* [Exercise brief]: Find each line with "frac" and copy it.

* [Provided records]:

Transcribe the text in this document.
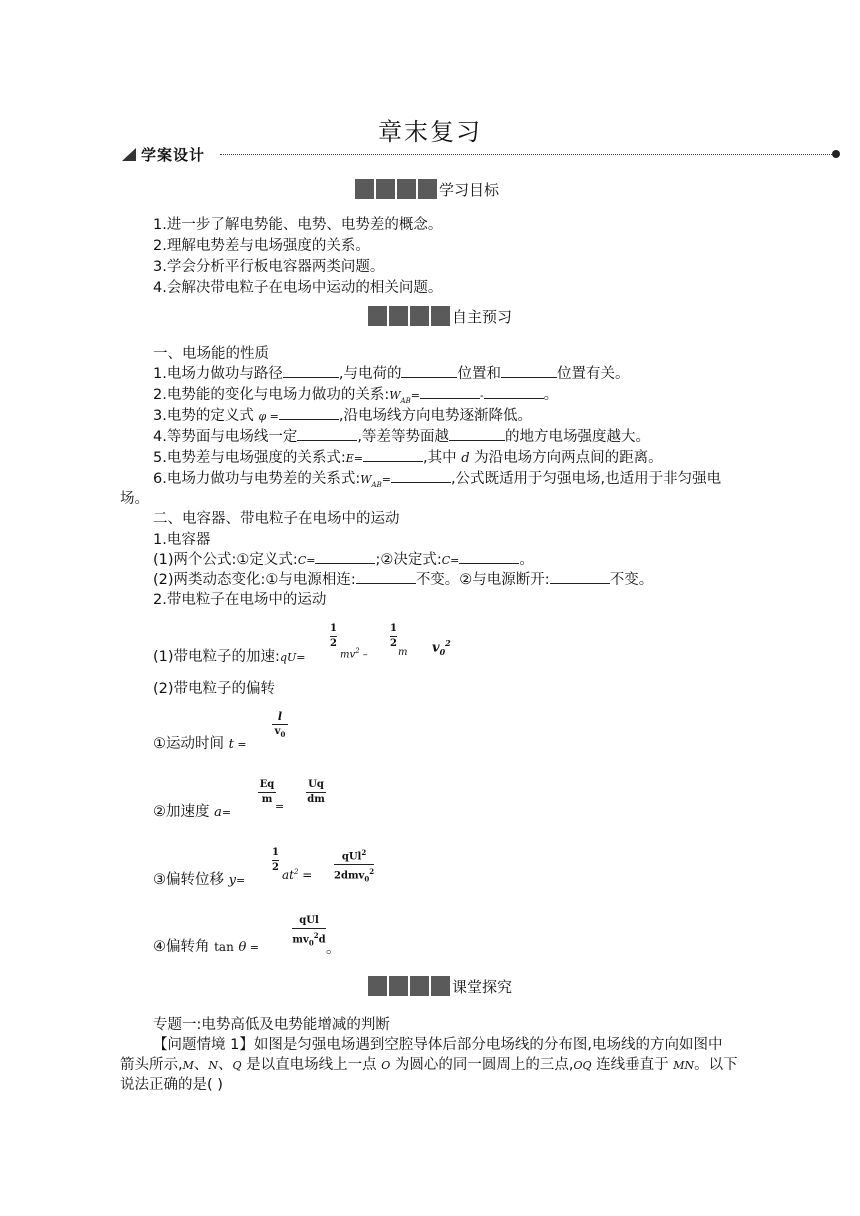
章末复习
学案设计
学习目标
1.进一步了解电势能、电势、电势差的概念。
2.理解电势差与电场强度的关系。
3.学会分析平行板电容器两类问题。
4.会解决带电粒子在电场中运动的相关问题。
自主预习
一、电场能的性质
1.电场力做功与路径	,与电荷的	位置和	位置有关。
2.电势能的变化与电场力做功的关系$:W_{AB}=$	-	。
3.电势的定义式 φ =	,沿电场线方向电势逐渐降低。
4.等势面与电场线一定	,等差等势面越	的地方电场强度越大。
5.电势差与电场强度的关系式:E=	,其中 d 为沿电场方向两点间的距离。
6.电场力做功与电势差的关系式$:W_{AB}=$	,公式既适用于匀强电场,也适用于非匀强电
场。
二、电容器、带电粒子在电场中的运动
1.电容器
(1)两个公式:①定义式:C=	;②决定式:C=	。
(2)两类动态变化:①与电源相连:	不变。②与电源断开:	不变。
2.带电粒子在电场中的运动
(1)带电粒子的加速:qU=
$\frac{1}{2}$
$mv^2$ –
$\frac{1}{2}$
m $v_0^2$
(2)带电粒子的偏转
①运动时间 t =
$\frac{l}{v_0}$
②加速度 a=
$\frac{Eq}{m} = \frac{Uq}{dm}$
③偏转位移 y=
$\frac{1}{2} at^2$ =
qUl$^2$
2dmv$_0^2$
④偏转角 tan θ =
qUl
$mv_0^2d$
。
课堂探究
专题一:电势高低及电势能增减的判断
【问题情境 1】如图是匀强电场遇到空腔导体后部分电场线的分布图,电场线的方向如图中
箭头所示,M、N、Q 是以直电场线上一点 O 为圆心的同一圆周上的三点,OQ 连线垂直于 MN。以下
说法正确的是( )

* [Reply]:
$\frac{1}{2}$
$\frac{1}{2}$
$\frac{l}{v_0}$
$\frac{Eq}{m} = \frac{Uq}{dm}$
$\frac{1}{2} at^2$ =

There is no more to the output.